(Recorded data)
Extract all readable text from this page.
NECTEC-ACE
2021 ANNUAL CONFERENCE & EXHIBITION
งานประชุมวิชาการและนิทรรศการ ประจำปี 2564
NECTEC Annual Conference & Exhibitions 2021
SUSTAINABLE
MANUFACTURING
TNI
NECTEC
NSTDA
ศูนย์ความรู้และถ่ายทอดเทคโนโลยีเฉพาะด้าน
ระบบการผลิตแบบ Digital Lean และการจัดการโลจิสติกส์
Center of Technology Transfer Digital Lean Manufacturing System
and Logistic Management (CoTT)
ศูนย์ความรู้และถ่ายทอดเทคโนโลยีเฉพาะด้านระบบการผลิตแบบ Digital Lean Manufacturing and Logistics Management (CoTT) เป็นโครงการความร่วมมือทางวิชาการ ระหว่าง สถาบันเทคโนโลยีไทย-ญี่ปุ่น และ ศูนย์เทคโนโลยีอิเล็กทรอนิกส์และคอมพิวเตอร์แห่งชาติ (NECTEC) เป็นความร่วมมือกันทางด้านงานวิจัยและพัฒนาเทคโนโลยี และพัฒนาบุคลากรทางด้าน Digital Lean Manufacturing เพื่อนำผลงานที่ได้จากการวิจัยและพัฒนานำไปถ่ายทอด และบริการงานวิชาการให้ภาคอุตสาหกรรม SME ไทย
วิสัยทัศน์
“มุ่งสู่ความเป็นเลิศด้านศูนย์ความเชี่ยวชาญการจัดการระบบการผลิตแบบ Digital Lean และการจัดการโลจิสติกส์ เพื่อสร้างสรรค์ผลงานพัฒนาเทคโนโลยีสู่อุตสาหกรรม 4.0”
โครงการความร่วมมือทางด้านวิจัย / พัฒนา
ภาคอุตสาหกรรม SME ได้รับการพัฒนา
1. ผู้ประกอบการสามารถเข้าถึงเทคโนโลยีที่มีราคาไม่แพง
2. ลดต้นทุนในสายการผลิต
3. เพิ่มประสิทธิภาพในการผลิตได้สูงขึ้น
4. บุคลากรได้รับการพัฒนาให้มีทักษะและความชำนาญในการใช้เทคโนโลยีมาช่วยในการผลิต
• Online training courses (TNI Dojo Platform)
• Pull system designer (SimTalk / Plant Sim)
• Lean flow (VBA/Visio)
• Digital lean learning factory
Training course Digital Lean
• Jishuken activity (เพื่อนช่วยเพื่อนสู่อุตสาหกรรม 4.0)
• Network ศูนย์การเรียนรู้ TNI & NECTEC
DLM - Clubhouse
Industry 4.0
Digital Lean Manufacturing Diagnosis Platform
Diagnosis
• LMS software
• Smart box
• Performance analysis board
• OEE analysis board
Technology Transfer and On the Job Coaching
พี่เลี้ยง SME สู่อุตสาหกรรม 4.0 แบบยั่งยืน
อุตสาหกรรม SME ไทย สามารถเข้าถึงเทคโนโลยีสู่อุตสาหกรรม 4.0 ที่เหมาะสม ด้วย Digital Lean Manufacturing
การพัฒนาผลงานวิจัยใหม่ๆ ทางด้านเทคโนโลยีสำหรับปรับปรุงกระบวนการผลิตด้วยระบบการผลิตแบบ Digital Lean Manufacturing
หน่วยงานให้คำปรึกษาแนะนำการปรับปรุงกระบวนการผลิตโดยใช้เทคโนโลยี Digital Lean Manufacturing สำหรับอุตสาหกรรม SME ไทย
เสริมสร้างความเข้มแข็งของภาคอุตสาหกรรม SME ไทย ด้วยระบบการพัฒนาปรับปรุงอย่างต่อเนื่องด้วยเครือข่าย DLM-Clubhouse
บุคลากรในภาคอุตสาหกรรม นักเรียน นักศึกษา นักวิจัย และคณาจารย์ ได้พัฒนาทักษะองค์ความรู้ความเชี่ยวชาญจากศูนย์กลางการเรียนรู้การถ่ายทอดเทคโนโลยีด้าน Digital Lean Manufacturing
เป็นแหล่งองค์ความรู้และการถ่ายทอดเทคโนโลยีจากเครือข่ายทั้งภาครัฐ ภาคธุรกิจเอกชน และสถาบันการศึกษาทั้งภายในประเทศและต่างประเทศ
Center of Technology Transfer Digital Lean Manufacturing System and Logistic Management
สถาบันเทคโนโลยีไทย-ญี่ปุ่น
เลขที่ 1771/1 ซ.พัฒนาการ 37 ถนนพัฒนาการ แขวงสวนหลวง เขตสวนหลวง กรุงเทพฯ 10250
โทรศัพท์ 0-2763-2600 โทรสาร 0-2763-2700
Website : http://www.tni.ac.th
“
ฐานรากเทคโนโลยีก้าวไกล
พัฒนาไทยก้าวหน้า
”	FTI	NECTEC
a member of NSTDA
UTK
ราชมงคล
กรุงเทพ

**PROBLEM TO WORK ON**
From the data above, copy out every line with the string "Center" in it.

**EXPECTED OUTPUT**
Center of Technology Transfer Digital Lean Manufacturing System
Center of Technology Transfer Digital Lean Manufacturing System and Logistic Management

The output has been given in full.